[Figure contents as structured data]

--- --- ---

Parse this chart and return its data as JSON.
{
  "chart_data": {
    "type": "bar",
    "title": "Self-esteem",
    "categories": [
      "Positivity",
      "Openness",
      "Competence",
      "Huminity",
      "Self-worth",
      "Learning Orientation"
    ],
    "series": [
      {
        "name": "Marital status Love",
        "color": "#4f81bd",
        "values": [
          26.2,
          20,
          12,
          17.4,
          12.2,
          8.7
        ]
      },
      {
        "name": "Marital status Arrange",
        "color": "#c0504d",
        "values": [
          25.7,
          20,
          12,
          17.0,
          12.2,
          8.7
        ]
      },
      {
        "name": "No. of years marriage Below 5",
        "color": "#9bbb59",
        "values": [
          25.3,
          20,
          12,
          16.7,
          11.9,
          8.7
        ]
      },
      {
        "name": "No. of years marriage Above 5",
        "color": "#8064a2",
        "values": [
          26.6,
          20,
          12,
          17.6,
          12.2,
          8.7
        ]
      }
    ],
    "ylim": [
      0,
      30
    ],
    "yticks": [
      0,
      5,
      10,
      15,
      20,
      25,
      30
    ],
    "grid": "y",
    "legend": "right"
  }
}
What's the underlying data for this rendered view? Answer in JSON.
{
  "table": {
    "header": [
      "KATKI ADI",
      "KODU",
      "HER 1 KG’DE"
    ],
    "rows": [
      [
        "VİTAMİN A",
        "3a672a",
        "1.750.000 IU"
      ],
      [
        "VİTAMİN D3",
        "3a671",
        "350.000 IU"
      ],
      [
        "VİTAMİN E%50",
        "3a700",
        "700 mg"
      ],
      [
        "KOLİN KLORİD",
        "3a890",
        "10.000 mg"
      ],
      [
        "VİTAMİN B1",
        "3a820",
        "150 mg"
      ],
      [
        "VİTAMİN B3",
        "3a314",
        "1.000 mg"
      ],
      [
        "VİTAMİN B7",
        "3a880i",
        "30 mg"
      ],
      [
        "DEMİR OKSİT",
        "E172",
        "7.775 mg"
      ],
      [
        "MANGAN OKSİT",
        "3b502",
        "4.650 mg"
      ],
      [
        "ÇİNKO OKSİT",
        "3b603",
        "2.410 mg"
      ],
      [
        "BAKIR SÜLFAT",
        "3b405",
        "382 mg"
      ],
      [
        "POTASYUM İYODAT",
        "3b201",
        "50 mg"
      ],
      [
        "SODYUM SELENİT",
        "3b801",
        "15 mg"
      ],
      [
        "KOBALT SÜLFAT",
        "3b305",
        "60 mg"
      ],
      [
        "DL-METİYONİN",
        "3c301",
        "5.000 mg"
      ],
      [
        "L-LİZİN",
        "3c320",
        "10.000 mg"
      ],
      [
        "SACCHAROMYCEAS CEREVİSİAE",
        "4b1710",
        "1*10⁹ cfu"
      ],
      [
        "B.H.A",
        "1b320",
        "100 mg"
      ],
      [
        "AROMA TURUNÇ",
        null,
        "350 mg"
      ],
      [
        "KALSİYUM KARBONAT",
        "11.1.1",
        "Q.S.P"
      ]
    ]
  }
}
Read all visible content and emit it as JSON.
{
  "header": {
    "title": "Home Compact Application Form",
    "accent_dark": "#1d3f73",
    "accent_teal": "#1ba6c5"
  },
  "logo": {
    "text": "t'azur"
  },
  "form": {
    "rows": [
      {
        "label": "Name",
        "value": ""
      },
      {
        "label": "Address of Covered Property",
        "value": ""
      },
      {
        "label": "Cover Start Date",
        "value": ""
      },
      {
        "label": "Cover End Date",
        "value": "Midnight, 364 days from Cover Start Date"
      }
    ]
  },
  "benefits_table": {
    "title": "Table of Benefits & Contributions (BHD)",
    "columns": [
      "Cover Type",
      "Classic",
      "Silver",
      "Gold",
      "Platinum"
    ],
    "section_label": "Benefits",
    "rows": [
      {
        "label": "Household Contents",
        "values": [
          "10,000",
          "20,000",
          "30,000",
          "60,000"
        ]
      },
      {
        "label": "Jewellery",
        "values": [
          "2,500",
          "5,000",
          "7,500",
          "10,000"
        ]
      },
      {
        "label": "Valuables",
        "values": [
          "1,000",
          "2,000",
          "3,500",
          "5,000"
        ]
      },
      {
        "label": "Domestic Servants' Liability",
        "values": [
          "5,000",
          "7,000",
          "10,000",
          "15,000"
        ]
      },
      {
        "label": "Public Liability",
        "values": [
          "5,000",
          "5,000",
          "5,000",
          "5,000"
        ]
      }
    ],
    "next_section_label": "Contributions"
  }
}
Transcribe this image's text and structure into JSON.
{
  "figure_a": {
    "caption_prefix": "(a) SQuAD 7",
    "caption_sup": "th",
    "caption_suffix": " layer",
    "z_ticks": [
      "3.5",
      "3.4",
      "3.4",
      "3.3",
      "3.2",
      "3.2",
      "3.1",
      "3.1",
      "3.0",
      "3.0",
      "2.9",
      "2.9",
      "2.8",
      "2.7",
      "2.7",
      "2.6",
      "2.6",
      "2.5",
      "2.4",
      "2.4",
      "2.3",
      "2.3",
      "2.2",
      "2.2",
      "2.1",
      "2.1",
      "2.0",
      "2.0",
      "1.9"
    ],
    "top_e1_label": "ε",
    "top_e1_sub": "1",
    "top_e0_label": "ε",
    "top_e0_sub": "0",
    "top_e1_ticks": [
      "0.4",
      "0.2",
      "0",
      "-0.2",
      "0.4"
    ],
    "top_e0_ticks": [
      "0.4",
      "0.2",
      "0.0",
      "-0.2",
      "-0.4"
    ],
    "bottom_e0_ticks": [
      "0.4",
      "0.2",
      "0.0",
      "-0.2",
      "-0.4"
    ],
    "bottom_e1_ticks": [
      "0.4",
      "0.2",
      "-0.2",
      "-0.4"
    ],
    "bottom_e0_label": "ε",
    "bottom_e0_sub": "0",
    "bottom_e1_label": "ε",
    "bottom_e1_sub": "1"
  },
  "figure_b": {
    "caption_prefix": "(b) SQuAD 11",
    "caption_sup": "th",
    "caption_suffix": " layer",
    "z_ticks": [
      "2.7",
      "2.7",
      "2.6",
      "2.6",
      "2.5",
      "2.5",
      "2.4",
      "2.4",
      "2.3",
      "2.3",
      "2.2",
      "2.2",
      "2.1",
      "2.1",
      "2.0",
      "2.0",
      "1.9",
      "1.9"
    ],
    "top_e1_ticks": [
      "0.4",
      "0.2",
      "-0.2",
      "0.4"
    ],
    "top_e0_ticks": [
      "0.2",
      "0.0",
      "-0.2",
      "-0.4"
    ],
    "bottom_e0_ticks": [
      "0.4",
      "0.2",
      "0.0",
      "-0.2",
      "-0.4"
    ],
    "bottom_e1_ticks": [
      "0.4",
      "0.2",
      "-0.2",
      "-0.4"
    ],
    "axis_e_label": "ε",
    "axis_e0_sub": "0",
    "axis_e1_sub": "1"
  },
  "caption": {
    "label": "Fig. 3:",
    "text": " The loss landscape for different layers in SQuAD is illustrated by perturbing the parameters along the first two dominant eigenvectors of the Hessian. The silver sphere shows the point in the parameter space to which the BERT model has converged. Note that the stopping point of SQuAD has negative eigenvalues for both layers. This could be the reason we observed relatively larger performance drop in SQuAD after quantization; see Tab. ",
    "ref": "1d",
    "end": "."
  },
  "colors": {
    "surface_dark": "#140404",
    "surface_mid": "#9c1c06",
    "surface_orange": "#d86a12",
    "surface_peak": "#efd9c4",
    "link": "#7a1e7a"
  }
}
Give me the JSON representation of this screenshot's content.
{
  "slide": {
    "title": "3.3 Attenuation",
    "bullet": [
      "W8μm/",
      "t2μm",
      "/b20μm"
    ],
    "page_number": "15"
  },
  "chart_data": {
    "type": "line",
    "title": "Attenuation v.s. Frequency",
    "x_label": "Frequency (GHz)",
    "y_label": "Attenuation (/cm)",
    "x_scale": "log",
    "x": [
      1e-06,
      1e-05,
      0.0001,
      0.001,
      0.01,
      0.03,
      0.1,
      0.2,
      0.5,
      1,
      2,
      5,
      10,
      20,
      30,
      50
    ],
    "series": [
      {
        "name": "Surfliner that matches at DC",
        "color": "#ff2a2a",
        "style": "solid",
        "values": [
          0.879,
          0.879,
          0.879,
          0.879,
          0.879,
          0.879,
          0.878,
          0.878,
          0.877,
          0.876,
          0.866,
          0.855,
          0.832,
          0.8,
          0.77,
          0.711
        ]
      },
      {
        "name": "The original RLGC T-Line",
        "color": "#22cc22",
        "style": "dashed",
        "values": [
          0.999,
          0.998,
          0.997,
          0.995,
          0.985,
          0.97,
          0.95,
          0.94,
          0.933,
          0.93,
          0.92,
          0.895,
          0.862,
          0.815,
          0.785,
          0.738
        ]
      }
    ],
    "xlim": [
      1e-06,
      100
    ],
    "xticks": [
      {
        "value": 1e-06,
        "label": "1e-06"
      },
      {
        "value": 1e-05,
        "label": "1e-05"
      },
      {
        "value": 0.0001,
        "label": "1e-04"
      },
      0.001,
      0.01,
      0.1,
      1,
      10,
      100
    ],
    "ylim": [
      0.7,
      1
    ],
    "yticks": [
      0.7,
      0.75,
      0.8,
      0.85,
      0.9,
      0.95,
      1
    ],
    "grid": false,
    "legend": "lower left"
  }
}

--- --- ---

● **Exercise aim**
Go through the entries and return each line where the word "Start" appears.

● **Written reply**
        "label": "Cover Start Date",
        "value": "Midnight, 364 days from Cover Start Date"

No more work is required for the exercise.